§ **Task directions**
Please copy every line of the records below that holds the word "абонентов".

━━━━━ Task material

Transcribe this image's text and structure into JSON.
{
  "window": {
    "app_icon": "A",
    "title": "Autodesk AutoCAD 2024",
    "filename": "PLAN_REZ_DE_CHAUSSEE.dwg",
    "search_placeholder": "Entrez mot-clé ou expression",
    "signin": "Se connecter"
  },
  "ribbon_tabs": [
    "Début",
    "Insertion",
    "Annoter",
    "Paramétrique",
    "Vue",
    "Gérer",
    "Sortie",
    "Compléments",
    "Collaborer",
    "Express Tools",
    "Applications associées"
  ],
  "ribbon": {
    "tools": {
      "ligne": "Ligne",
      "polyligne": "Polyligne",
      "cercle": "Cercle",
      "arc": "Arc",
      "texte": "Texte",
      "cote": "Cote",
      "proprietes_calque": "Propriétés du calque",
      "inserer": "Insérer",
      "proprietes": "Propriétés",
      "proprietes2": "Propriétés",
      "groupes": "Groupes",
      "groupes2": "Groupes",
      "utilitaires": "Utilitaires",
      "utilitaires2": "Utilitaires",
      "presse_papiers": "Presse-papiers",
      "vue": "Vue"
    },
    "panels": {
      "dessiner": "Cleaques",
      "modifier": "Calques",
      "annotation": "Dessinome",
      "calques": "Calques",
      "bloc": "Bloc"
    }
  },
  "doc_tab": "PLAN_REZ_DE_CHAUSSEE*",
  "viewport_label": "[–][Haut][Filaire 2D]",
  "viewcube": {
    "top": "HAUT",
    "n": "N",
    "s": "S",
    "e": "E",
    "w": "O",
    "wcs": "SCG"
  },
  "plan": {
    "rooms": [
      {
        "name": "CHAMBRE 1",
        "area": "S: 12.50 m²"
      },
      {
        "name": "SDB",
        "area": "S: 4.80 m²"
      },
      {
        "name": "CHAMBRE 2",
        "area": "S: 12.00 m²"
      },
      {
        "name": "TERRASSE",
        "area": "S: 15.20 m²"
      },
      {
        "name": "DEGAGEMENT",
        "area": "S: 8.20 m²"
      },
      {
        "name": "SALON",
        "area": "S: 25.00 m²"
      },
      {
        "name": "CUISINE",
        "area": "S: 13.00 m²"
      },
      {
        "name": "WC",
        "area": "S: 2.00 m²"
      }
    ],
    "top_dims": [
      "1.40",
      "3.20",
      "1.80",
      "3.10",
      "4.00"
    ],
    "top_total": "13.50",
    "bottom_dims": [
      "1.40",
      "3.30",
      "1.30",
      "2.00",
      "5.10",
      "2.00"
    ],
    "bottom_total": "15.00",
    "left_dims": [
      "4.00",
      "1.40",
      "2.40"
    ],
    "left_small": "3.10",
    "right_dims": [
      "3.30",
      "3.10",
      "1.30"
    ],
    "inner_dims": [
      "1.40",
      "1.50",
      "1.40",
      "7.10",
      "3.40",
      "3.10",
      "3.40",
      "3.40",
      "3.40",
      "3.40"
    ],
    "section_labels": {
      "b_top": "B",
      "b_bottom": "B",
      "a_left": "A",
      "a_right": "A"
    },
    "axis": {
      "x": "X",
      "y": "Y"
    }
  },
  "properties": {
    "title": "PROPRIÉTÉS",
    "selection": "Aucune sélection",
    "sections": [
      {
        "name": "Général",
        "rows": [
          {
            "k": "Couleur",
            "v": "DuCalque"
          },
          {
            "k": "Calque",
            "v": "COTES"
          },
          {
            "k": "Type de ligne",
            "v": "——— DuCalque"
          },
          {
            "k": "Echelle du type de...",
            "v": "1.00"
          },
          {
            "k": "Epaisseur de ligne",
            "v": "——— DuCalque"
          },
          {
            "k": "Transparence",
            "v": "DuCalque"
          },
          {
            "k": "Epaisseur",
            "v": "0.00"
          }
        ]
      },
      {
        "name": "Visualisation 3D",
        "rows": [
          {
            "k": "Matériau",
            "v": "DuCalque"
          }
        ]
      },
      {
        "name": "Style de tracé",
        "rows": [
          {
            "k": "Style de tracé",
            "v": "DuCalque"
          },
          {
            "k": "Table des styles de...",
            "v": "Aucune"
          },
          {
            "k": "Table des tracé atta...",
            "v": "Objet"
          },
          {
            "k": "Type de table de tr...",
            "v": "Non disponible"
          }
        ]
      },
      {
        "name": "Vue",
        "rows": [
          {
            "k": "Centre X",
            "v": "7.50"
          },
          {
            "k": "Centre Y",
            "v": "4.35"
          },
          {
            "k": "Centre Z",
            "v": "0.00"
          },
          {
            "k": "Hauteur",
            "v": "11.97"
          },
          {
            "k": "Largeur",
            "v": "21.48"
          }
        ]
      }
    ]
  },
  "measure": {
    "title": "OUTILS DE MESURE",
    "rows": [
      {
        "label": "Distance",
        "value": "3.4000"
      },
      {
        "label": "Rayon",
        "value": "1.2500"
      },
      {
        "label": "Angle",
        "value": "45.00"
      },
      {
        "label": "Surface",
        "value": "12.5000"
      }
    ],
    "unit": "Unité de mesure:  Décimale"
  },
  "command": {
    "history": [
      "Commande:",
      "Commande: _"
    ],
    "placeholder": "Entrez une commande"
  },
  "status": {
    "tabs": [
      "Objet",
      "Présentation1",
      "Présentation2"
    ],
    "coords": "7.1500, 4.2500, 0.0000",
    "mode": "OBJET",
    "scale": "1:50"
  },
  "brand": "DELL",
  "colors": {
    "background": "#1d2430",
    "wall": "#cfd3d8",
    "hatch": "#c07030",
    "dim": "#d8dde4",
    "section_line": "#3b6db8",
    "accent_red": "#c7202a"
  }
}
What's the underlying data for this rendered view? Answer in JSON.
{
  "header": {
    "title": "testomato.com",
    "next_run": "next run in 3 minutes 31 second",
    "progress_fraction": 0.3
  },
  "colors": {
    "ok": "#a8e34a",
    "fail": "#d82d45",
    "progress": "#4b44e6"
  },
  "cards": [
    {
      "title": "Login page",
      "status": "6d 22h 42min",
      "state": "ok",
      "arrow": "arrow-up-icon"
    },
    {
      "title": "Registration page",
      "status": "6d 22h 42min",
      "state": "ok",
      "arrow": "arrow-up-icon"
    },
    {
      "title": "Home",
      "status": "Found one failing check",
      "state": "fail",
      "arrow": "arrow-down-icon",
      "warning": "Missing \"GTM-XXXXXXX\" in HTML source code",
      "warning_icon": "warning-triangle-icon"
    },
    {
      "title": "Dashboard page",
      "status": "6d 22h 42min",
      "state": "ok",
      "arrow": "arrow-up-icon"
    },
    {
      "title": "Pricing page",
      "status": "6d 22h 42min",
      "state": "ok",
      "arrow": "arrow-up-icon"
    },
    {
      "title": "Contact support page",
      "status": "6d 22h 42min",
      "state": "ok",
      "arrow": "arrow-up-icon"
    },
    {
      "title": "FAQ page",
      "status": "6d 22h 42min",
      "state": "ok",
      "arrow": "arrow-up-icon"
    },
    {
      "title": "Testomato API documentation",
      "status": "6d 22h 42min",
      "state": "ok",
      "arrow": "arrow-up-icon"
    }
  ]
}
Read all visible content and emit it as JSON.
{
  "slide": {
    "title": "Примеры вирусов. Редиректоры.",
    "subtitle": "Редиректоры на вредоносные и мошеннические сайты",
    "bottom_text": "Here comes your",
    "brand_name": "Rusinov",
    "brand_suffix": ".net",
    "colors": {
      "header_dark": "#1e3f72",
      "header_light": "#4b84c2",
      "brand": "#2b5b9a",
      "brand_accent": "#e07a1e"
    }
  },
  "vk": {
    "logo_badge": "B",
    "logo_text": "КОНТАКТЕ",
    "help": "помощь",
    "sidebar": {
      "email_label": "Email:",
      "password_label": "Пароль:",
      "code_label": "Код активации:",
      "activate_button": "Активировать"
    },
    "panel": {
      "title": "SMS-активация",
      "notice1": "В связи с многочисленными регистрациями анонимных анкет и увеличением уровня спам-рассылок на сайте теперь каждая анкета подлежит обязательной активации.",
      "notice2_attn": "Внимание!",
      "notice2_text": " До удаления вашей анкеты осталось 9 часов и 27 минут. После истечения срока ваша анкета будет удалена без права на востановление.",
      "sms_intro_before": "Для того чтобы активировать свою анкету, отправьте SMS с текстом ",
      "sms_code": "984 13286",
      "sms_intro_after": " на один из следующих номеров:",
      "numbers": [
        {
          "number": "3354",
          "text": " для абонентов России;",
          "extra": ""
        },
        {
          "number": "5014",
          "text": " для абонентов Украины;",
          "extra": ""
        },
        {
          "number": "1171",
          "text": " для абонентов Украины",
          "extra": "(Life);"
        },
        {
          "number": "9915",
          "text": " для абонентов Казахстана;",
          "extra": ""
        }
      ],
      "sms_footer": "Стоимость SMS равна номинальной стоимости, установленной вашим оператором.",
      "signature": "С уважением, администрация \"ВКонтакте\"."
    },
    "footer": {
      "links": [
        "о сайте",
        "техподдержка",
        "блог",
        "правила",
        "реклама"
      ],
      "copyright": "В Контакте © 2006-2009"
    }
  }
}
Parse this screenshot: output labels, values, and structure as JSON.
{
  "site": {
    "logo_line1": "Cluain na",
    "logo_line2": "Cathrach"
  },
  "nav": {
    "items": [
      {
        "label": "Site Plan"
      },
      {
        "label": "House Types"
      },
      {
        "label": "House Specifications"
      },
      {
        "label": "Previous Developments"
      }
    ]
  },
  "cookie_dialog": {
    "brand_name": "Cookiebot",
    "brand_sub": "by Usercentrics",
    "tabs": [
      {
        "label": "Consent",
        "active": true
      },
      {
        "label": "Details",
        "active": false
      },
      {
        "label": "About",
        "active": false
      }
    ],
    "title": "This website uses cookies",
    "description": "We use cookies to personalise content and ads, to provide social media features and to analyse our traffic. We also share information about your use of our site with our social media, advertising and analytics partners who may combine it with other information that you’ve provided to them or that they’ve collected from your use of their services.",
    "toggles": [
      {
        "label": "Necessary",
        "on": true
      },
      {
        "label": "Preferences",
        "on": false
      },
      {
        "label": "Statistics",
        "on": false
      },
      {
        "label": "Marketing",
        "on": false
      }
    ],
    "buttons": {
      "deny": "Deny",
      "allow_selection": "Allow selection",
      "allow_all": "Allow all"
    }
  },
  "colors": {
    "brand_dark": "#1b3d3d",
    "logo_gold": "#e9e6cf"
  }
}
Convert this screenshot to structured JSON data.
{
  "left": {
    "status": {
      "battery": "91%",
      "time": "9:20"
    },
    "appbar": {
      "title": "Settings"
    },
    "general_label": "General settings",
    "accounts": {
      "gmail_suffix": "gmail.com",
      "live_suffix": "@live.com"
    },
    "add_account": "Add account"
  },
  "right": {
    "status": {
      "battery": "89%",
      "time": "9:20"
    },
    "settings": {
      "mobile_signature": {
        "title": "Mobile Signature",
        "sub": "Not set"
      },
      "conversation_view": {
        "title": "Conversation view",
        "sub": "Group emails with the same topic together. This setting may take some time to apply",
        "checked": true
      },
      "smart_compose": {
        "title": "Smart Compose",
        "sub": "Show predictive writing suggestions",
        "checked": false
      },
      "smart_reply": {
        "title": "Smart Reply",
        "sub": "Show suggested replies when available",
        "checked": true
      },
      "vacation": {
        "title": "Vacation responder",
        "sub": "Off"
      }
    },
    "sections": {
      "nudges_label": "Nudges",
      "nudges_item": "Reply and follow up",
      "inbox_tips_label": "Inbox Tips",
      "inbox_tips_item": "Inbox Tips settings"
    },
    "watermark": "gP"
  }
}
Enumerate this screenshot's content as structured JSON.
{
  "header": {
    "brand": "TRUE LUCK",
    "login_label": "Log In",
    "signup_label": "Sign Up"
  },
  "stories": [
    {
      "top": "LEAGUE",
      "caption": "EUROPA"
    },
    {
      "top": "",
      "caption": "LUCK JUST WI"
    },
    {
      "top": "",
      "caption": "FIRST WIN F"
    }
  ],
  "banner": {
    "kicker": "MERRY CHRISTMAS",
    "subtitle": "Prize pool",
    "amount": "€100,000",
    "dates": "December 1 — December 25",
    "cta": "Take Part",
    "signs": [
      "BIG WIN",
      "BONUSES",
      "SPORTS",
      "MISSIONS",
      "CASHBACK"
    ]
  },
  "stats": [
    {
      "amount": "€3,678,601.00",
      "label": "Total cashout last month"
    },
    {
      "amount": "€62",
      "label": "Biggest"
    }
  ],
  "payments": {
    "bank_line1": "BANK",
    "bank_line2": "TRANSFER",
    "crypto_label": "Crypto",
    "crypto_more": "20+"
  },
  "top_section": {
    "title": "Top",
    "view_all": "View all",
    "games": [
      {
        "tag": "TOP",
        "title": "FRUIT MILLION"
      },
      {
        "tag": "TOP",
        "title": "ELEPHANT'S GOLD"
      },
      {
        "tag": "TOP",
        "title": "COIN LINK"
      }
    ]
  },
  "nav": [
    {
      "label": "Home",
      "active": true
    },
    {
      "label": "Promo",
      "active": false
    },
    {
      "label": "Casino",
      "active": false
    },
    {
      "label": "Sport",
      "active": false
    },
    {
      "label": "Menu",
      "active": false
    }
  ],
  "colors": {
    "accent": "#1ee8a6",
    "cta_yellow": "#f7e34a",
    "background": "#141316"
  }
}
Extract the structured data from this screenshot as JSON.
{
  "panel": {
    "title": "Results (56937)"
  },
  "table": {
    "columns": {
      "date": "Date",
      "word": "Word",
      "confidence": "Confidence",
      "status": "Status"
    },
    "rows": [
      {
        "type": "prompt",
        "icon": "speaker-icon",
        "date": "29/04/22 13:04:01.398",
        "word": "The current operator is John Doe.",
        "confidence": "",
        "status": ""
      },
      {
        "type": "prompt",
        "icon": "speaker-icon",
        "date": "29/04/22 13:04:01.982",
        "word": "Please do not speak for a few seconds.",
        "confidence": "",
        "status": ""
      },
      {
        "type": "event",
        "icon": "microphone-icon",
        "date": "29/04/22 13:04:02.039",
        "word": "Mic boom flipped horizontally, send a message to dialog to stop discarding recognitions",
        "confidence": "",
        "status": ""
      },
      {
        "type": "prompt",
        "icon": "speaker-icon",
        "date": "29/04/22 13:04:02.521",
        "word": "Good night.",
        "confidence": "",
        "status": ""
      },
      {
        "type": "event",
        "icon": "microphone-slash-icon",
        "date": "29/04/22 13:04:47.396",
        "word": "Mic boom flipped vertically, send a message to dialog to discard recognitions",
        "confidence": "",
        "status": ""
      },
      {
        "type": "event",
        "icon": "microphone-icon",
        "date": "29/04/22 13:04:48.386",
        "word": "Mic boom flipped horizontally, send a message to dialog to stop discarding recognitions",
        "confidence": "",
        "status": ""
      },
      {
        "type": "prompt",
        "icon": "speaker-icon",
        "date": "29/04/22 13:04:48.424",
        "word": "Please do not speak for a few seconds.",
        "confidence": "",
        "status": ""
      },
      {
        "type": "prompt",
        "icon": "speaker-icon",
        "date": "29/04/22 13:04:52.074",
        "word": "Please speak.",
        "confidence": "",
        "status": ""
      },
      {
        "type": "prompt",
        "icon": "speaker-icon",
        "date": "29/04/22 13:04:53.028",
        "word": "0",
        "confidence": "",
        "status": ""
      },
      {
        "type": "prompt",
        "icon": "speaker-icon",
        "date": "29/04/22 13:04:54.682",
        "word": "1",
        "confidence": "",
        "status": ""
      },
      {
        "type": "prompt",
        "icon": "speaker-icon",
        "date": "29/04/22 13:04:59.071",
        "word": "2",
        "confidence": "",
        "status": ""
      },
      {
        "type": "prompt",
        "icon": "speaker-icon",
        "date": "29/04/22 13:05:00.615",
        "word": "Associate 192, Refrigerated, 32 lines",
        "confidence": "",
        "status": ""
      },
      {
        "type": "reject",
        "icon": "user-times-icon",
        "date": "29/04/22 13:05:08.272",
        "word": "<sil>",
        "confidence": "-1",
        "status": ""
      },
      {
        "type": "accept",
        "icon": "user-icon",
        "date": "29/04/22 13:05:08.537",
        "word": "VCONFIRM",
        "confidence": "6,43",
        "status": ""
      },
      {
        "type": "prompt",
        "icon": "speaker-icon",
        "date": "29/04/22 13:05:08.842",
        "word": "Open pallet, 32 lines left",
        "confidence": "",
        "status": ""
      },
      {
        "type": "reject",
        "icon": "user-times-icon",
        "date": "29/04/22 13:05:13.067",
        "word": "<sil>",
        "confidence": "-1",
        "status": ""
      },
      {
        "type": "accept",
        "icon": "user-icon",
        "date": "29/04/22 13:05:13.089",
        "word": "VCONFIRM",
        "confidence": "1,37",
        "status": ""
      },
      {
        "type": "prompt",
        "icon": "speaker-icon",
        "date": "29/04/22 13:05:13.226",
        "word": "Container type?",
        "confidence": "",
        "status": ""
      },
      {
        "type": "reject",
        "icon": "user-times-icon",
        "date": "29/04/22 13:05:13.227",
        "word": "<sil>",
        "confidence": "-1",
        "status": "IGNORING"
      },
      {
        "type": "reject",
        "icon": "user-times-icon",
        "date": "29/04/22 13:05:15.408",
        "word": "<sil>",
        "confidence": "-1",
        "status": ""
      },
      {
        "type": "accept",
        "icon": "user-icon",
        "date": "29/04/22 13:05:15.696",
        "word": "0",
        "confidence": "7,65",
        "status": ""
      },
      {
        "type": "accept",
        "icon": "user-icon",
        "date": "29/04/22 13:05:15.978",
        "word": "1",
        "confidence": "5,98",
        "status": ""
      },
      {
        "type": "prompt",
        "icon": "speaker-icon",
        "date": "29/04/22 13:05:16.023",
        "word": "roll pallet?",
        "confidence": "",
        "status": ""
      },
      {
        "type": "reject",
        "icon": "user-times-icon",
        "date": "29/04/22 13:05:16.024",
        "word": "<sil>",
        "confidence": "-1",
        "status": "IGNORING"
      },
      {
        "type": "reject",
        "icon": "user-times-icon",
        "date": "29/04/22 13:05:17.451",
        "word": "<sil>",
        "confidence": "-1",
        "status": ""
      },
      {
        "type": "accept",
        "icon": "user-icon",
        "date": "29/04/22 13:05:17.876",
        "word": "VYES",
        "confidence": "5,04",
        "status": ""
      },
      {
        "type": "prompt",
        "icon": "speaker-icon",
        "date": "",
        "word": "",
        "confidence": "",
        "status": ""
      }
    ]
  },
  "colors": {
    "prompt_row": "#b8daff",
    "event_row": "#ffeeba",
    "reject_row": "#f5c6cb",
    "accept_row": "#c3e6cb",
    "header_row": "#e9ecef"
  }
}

━━━━━━━━━━

§ **Worked answer**
          "text": " для абонентов России;",
          "text": " для абонентов Украины;",
          "text": " для абонентов Украины",
          "text": " для абонентов Казахстана;",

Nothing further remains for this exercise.